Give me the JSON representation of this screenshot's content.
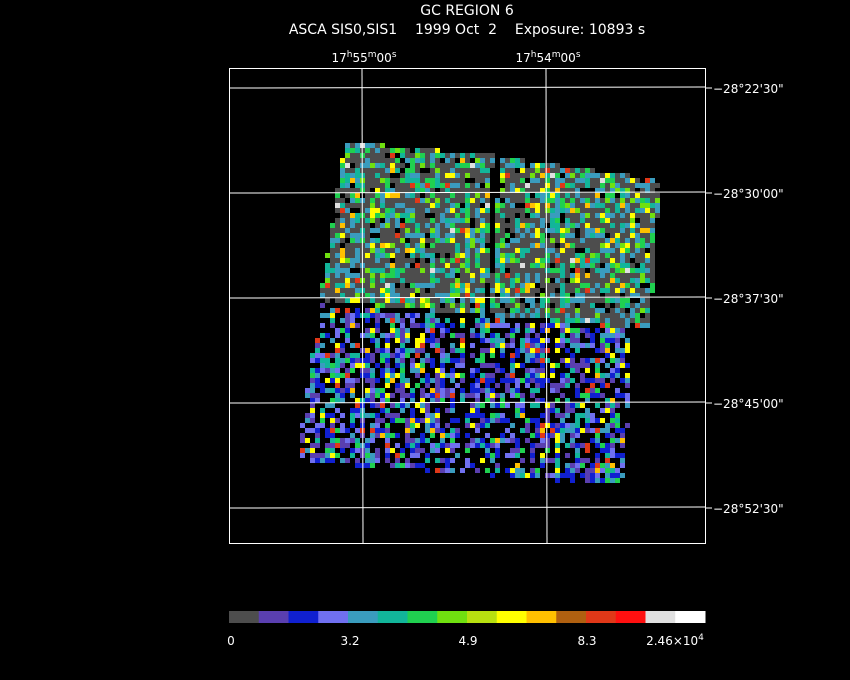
{
  "title": "GC REGION 6",
  "subtitle": "ASCA SIS0,SIS1    1999 Oct  2    Exposure: 10893 s",
  "ra_labels": [
    [
      {
        "text": "17"
      },
      {
        "text": "h",
        "sup": true
      },
      {
        "text": "55"
      },
      {
        "text": "m",
        "sup": true
      },
      {
        "text": "00"
      },
      {
        "text": "s",
        "sup": true
      }
    ],
    [
      {
        "text": "17"
      },
      {
        "text": "h",
        "sup": true
      },
      {
        "text": "54"
      },
      {
        "text": "m",
        "sup": true
      },
      {
        "text": "00"
      },
      {
        "text": "s",
        "sup": true
      }
    ]
  ],
  "dec_labels": [
    "−28°22'30\"",
    "−28°30'00\"",
    "−28°37'30\"",
    "−28°45'00\"",
    "−28°52'30\""
  ],
  "colorbar": {
    "colors": [
      "#4d4d4d",
      "#5a3fb0",
      "#1020d0",
      "#7070f0",
      "#3a9cbe",
      "#12b59a",
      "#20d050",
      "#70e010",
      "#b8e010",
      "#ffff00",
      "#ffc000",
      "#b06010",
      "#e03818",
      "#ff1010",
      "#e0e0e0",
      "#ffffff"
    ],
    "labels": [
      [
        {
          "text": "0"
        }
      ],
      [
        {
          "text": "3.2"
        }
      ],
      [
        {
          "text": "4.9"
        }
      ],
      [
        {
          "text": "8.3"
        }
      ],
      [
        {
          "text": "2.46×10"
        },
        {
          "text": "4",
          "sup": true
        }
      ]
    ]
  }
}
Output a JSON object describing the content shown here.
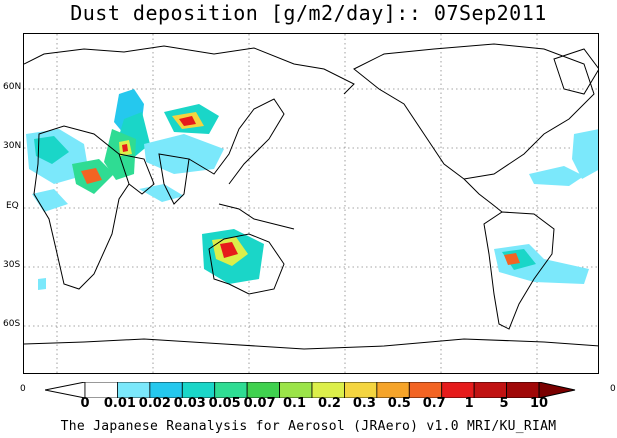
{
  "title": "Dust deposition [g/m2/day]:: 07Sep2011",
  "lat_labels": [
    "60N",
    "30N",
    "EQ",
    "30S",
    "60S"
  ],
  "colorbar": {
    "left_end_label": "0",
    "right_end_label": "0",
    "ticks": [
      "0",
      "0.01",
      "0.02",
      "0.03",
      "0.05",
      "0.07",
      "0.1",
      "0.2",
      "0.3",
      "0.5",
      "0.7",
      "1",
      "5",
      "10"
    ],
    "colors": [
      "#ffffff",
      "#ffffff",
      "#7be8fb",
      "#25c8ee",
      "#1ad6c8",
      "#2fdc93",
      "#40d14f",
      "#9be449",
      "#dcef4a",
      "#f4d540",
      "#f5a42a",
      "#f26423",
      "#e61b1b",
      "#c11212",
      "#a00808",
      "#7a0000"
    ]
  },
  "credit": "The Japanese Reanalysis for Aerosol (JRAero) v1.0 MRI/KU_RIAM"
}
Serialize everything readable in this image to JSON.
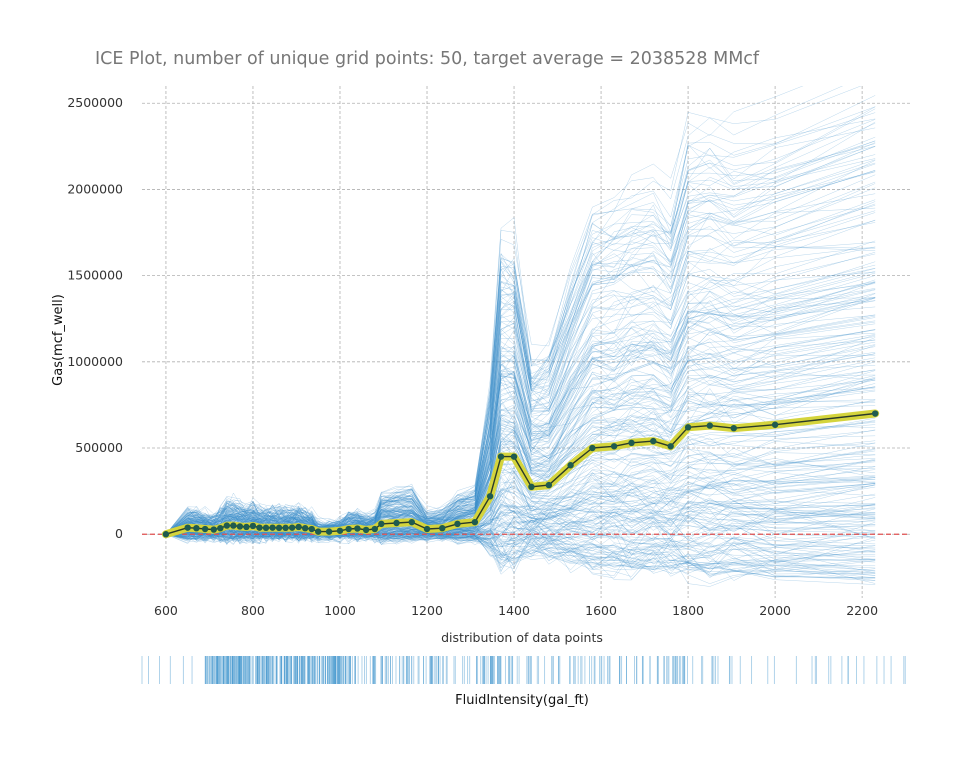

• _Task objective_
Scan the listing above and identify each line holding the string "JSON"; copy every such line.

• _The reply_
Give me the JSON representation of this screenshot's content.
Output a JSON object describing the content shown here.
Serialize everything readable in this image to JSON.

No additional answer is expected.